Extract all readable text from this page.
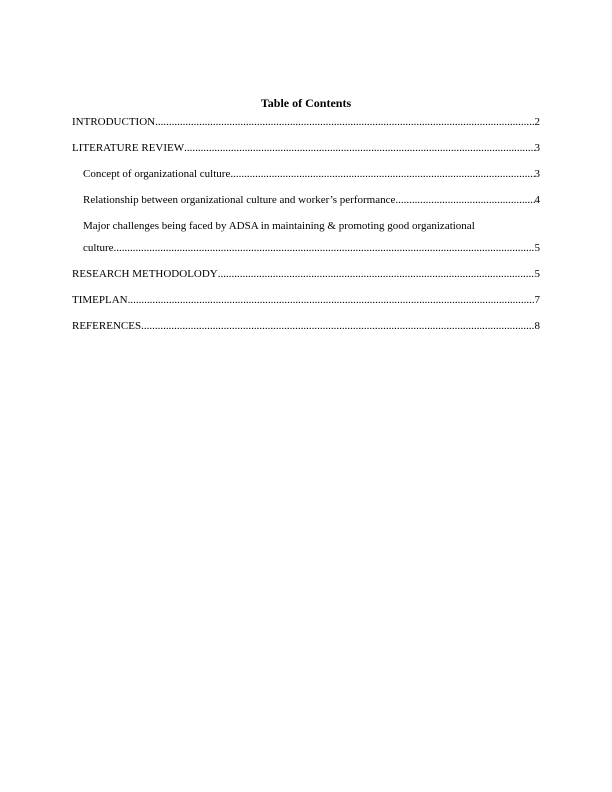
Table of Contents
INTRODUCTION .....	2
LITERATURE REVIEW .....	3
Concept of organizational culture .....	3
Relationship between organizational culture and worker’s performance .....	4
Major challenges being faced by ADSA in maintaining & promoting good organizational
culture .....	5
RESEARCH METHODOLODY .....	5
TIMEPLAN .....	7
REFERENCES .....	8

......

■ What this task involves ■
Scan the material line by line and report each one that contains "organizational".

■ Completed task ■
Concept of organizational culture .....	3
Relationship between organizational culture and worker’s performance .....	4
Major challenges being faced by ADSA in maintaining & promoting good organizational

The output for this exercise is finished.